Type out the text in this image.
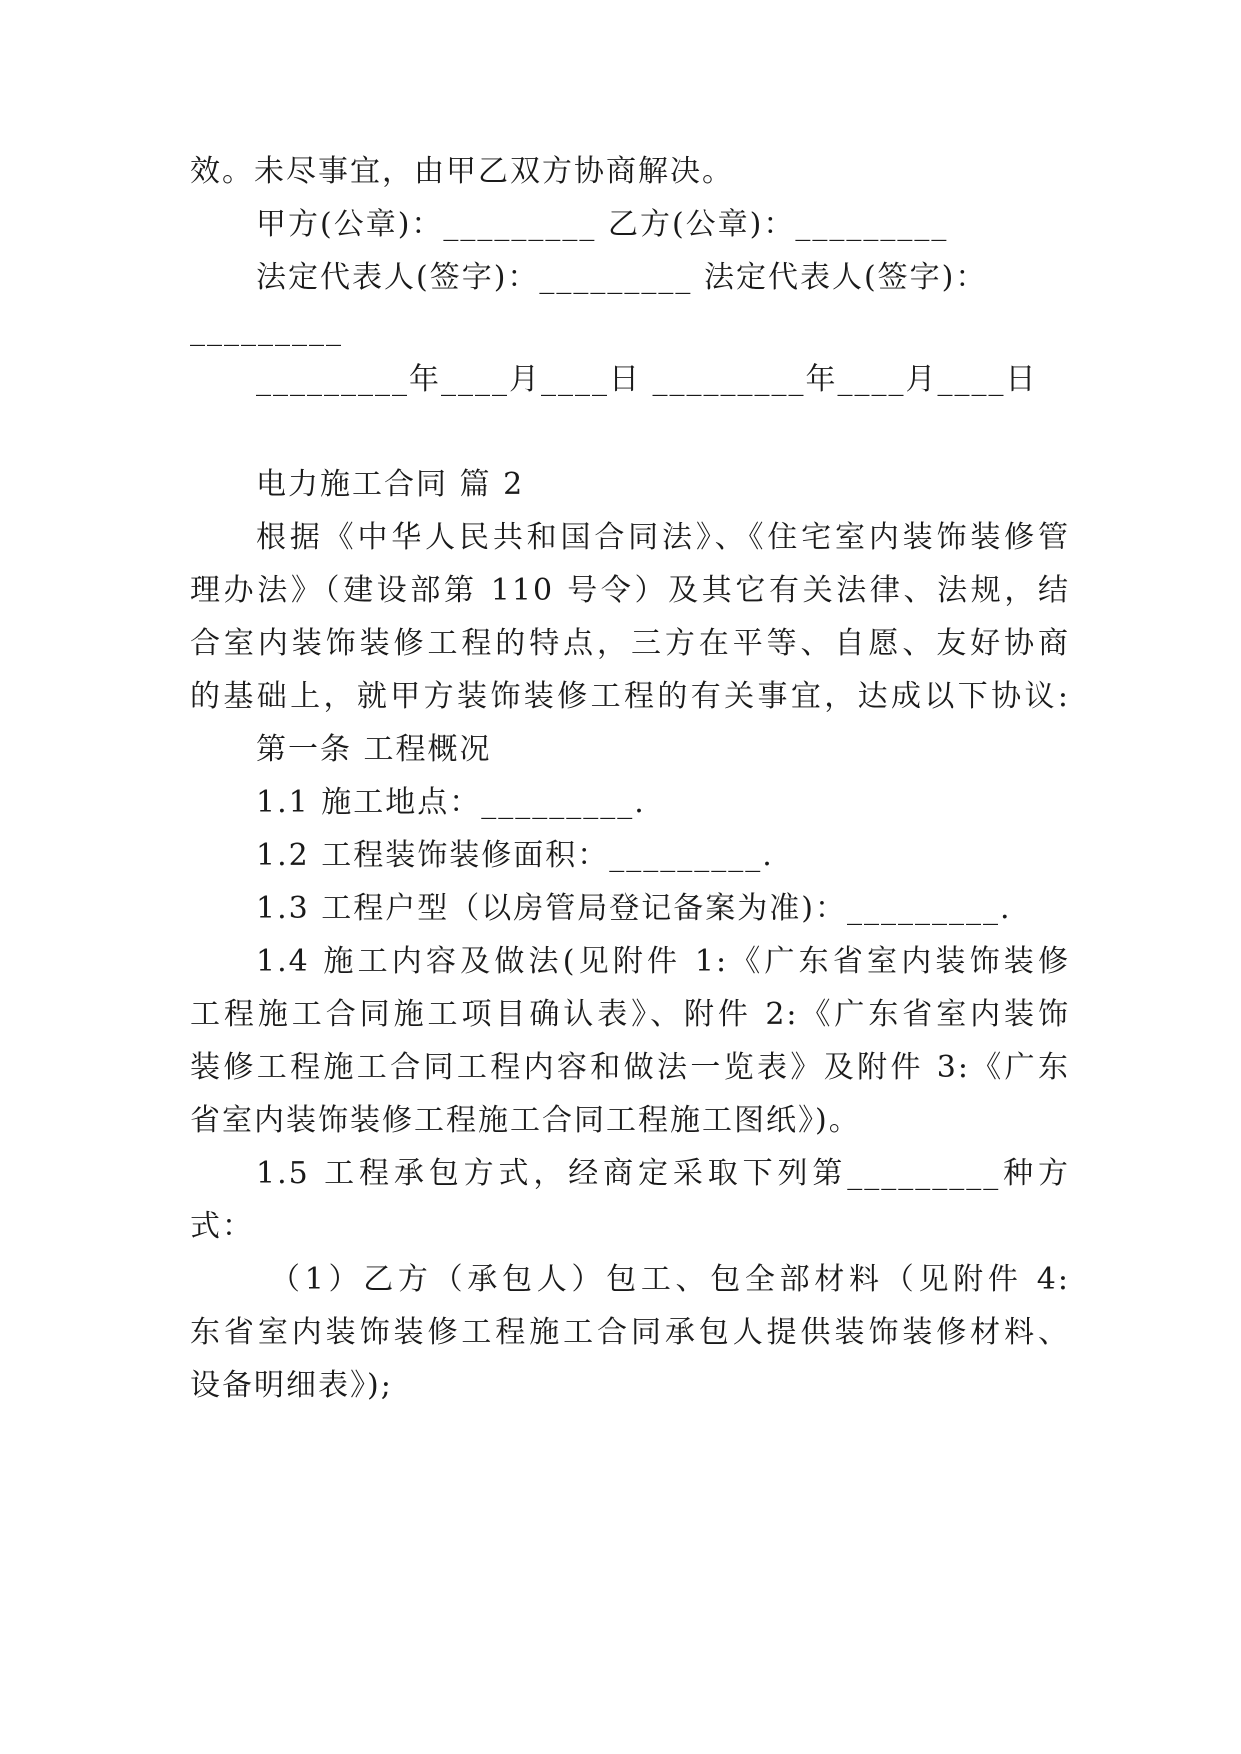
效。未尽事宜，由甲乙双方协商解决。
甲方(公章)：_________ 乙方(公章)：_________
法定代表人(签字)：_________ 法定代表人(签字)：
_________
_________年____月____日 _________年____月____日
电力施工合同 篇 2
根据《中华人民共和国合同法》、《住宅室内装饰装修管
理办法》（建设部第 110 号令）及其它有关法律、法规，结
合室内装饰装修工程的特点，三方在平等、自愿、友好协商
的基础上，就甲方装饰装修工程的有关事宜，达成以下协议:
第一条 工程概况
1.1 施工地点：_________.
1.2 工程装饰装修面积：_________.
1.3 工程户型（以房管局登记备案为准)：_________.
1.4 施工内容及做法(见附件 1:《广东省室内装饰装修
工程施工合同施工项目确认表》、附件 2:《广东省室内装饰
装修工程施工合同工程内容和做法一览表》及附件 3:《广东
省室内装饰装修工程施工合同工程施工图纸》)。
1.5 工程承包方式，经商定采取下列第_________种方
式：
（1）乙方（承包人）包工、包全部材料（见附件 4:
东省室内装饰装修工程施工合同承包人提供装饰装修材料、
设备明细表》);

_What is being asked_
Make an exact copy of the records above, with the pictures left out.

_Task result_
Type out the text in this image.
效。未尽事宜，由甲乙双方协商解决。
甲方(公章)：_________ 乙方(公章)：_________
法定代表人(签字)：_________ 法定代表人(签字)：
_________
_________年____月____日 _________年____月____日
电力施工合同 篇 2
根据《中华人民共和国合同法》、《住宅室内装饰装修管
理办法》（建设部第 110 号令）及其它有关法律、法规，结
合室内装饰装修工程的特点，三方在平等、自愿、友好协商
的基础上，就甲方装饰装修工程的有关事宜，达成以下协议:
第一条 工程概况
1.1 施工地点：_________.
1.2 工程装饰装修面积：_________.
1.3 工程户型（以房管局登记备案为准)：_________.
1.4 施工内容及做法(见附件 1:《广东省室内装饰装修
工程施工合同施工项目确认表》、附件 2:《广东省室内装饰
装修工程施工合同工程内容和做法一览表》及附件 3:《广东
省室内装饰装修工程施工合同工程施工图纸》)。
1.5 工程承包方式，经商定采取下列第_________种方
式：
（1）乙方（承包人）包工、包全部材料（见附件 4:
东省室内装饰装修工程施工合同承包人提供装饰装修材料、
设备明细表》);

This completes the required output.